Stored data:
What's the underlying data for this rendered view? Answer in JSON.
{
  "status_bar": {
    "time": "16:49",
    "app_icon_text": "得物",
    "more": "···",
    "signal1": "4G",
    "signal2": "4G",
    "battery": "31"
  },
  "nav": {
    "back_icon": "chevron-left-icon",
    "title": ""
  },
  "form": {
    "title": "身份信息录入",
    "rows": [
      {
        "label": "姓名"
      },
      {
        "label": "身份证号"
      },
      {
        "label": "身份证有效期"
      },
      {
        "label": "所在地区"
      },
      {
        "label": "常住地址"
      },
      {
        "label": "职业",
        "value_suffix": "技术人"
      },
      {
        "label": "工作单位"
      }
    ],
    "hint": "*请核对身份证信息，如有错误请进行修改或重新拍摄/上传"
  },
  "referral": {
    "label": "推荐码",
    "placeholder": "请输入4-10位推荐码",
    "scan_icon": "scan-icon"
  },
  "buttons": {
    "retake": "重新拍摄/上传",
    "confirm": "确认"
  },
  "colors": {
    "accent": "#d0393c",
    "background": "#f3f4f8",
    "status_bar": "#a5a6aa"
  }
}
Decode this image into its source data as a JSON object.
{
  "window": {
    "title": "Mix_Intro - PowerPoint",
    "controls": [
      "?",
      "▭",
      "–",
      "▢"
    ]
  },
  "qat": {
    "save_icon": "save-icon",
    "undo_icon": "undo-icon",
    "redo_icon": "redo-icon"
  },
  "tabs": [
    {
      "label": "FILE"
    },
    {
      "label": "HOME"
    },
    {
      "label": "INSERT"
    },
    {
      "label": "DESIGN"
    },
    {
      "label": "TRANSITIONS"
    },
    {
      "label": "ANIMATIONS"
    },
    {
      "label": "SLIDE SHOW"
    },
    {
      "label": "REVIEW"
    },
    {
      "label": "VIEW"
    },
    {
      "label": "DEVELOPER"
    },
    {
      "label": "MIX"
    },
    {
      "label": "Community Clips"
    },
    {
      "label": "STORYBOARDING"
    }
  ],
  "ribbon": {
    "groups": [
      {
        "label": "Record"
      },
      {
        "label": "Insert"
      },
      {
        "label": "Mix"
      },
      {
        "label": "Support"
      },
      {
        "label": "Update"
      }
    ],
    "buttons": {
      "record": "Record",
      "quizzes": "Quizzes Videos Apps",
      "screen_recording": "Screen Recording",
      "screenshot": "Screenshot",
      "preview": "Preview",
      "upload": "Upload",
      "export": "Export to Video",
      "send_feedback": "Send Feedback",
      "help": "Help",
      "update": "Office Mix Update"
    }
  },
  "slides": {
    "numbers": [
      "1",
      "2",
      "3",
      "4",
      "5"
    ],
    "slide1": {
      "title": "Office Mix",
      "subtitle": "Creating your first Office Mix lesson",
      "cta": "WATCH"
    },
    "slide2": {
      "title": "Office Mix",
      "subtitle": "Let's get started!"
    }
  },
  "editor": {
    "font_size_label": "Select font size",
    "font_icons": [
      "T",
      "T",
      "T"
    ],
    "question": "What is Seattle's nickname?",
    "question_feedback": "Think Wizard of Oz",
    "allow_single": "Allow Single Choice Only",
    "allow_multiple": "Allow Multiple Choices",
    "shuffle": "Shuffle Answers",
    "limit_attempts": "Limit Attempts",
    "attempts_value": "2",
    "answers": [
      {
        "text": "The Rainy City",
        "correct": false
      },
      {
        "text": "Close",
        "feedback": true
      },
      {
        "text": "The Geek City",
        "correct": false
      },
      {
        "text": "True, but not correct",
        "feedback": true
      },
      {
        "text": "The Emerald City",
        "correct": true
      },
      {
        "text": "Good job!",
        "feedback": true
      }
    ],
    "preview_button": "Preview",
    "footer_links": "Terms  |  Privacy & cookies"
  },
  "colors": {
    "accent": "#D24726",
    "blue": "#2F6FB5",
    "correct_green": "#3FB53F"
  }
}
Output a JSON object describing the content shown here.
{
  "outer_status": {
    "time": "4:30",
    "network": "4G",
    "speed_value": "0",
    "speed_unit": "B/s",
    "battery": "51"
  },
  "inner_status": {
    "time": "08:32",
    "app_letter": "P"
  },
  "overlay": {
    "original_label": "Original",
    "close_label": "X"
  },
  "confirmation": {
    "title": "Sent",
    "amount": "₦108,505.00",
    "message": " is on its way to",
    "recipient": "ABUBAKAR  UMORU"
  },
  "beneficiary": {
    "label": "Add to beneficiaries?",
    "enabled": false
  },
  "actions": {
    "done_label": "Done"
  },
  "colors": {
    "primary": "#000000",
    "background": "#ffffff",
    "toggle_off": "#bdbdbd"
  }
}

## [OBJECTIVE]
Transcribe each entry exactly.

## [REPLY]
What's the underlying data for this rendered view? Answer in JSON.
{
  "status_bar": {
    "time": "16:49",
    "app_icon_text": "得物",
    "more": "···",
    "signal1": "4G",
    "signal2": "4G",
    "battery": "31"
  },
  "nav": {
    "back_icon": "chevron-left-icon",
    "title": ""
  },
  "form": {
    "title": "身份信息录入",
    "rows": [
      {
        "label": "姓名"
      },
      {
        "label": "身份证号"
      },
      {
        "label": "身份证有效期"
      },
      {
        "label": "所在地区"
      },
      {
        "label": "常住地址"
      },
      {
        "label": "职业",
        "value_suffix": "技术人"
      },
      {
        "label": "工作单位"
      }
    ],
    "hint": "*请核对身份证信息，如有错误请进行修改或重新拍摄/上传"
  },
  "referral": {
    "label": "推荐码",
    "placeholder": "请输入4-10位推荐码",
    "scan_icon": "scan-icon"
  },
  "buttons": {
    "retake": "重新拍摄/上传",
    "confirm": "确认"
  },
  "colors": {
    "accent": "#d0393c",
    "background": "#f3f4f8",
    "status_bar": "#a5a6aa"
  }
}
Decode this image into its source data as a JSON object.
{
  "window": {
    "title": "Mix_Intro - PowerPoint",
    "controls": [
      "?",
      "▭",
      "–",
      "▢"
    ]
  },
  "qat": {
    "save_icon": "save-icon",
    "undo_icon": "undo-icon",
    "redo_icon": "redo-icon"
  },
  "tabs": [
    {
      "label": "FILE"
    },
    {
      "label": "HOME"
    },
    {
      "label": "INSERT"
    },
    {
      "label": "DESIGN"
    },
    {
      "label": "TRANSITIONS"
    },
    {
      "label": "ANIMATIONS"
    },
    {
      "label": "SLIDE SHOW"
    },
    {
      "label": "REVIEW"
    },
    {
      "label": "VIEW"
    },
    {
      "label": "DEVELOPER"
    },
    {
      "label": "MIX"
    },
    {
      "label": "Community Clips"
    },
    {
      "label": "STORYBOARDING"
    }
  ],
  "ribbon": {
    "groups": [
      {
        "label": "Record"
      },
      {
        "label": "Insert"
      },
      {
        "label": "Mix"
      },
      {
        "label": "Support"
      },
      {
        "label": "Update"
      }
    ],
    "buttons": {
      "record": "Record",
      "quizzes": "Quizzes Videos Apps",
      "screen_recording": "Screen Recording",
      "screenshot": "Screenshot",
      "preview": "Preview",
      "upload": "Upload",
      "export": "Export to Video",
      "send_feedback": "Send Feedback",
      "help": "Help",
      "update": "Office Mix Update"
    }
  },
  "slides": {
    "numbers": [
      "1",
      "2",
      "3",
      "4",
      "5"
    ],
    "slide1": {
      "title": "Office Mix",
      "subtitle": "Creating your first Office Mix lesson",
      "cta": "WATCH"
    },
    "slide2": {
      "title": "Office Mix",
      "subtitle": "Let's get started!"
    }
  },
  "editor": {
    "font_size_label": "Select font size",
    "font_icons": [
      "T",
      "T",
      "T"
    ],
    "question": "What is Seattle's nickname?",
    "question_feedback": "Think Wizard of Oz",
    "allow_single": "Allow Single Choice Only",
    "allow_multiple": "Allow Multiple Choices",
    "shuffle": "Shuffle Answers",
    "limit_attempts": "Limit Attempts",
    "attempts_value": "2",
    "answers": [
      {
        "text": "The Rainy City",
        "correct": false
      },
      {
        "text": "Close",
        "feedback": true
      },
      {
        "text": "The Geek City",
        "correct": false
      },
      {
        "text": "True, but not correct",
        "feedback": true
      },
      {
        "text": "The Emerald City",
        "correct": true
      },
      {
        "text": "Good job!",
        "feedback": true
      }
    ],
    "preview_button": "Preview",
    "footer_links": "Terms  |  Privacy & cookies"
  },
  "colors": {
    "accent": "#D24726",
    "blue": "#2F6FB5",
    "correct_green": "#3FB53F"
  }
}
Output a JSON object describing the content shown here.
{
  "outer_status": {
    "time": "4:30",
    "network": "4G",
    "speed_value": "0",
    "speed_unit": "B/s",
    "battery": "51"
  },
  "inner_status": {
    "time": "08:32",
    "app_letter": "P"
  },
  "overlay": {
    "original_label": "Original",
    "close_label": "X"
  },
  "confirmation": {
    "title": "Sent",
    "amount": "₦108,505.00",
    "message": " is on its way to",
    "recipient": "ABUBAKAR  UMORU"
  },
  "beneficiary": {
    "label": "Add to beneficiaries?",
    "enabled": false
  },
  "actions": {
    "done_label": "Done"
  },
  "colors": {
    "primary": "#000000",
    "background": "#ffffff",
    "toggle_off": "#bdbdbd"
  }
}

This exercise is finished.